Task goal. Wherever "цапля" appears in a line, list that line.

[Dataset items]

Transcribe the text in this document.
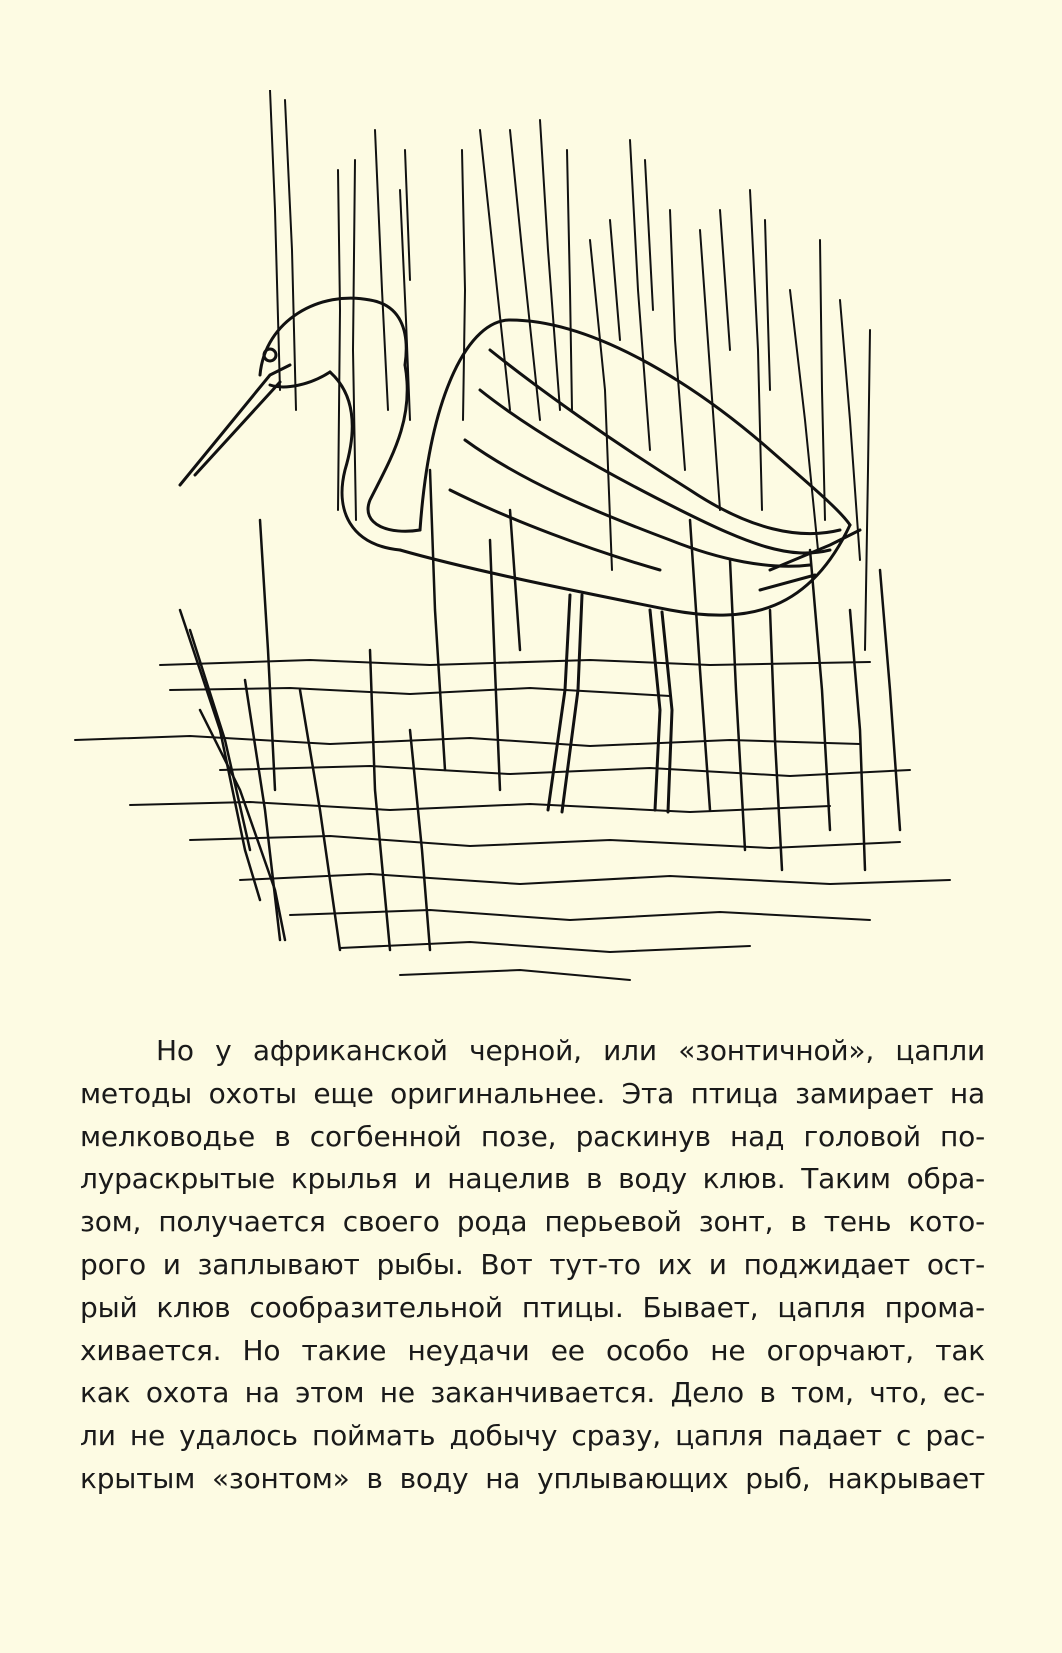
Но у африканской черной, или «зонтичной», цапли
методы охоты еще оригинальнее. Эта птица замирает на
мелководье в согбенной позе, раскинув над головой по-
лураскрытые крылья и нацелив в воду клюв. Таким обра-
зом, получается своего рода перьевой зонт, в тень кото-
рого и заплывают рыбы. Вот тут-то их и поджидает ост-
рый клюв сообразительной птицы. Бывает, цапля прома-
хивается. Но такие неудачи ее особо не огорчают, так
как охота на этом не заканчивается. Дело в том, что, ес-
ли не удалось поймать добычу сразу, цапля падает с рас-
крытым «зонтом» в воду на уплывающих рыб, накрывает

Task result.
рый клюв сообразительной птицы. Бывает, цапля прома-
ли не удалось поймать добычу сразу, цапля падает с рас-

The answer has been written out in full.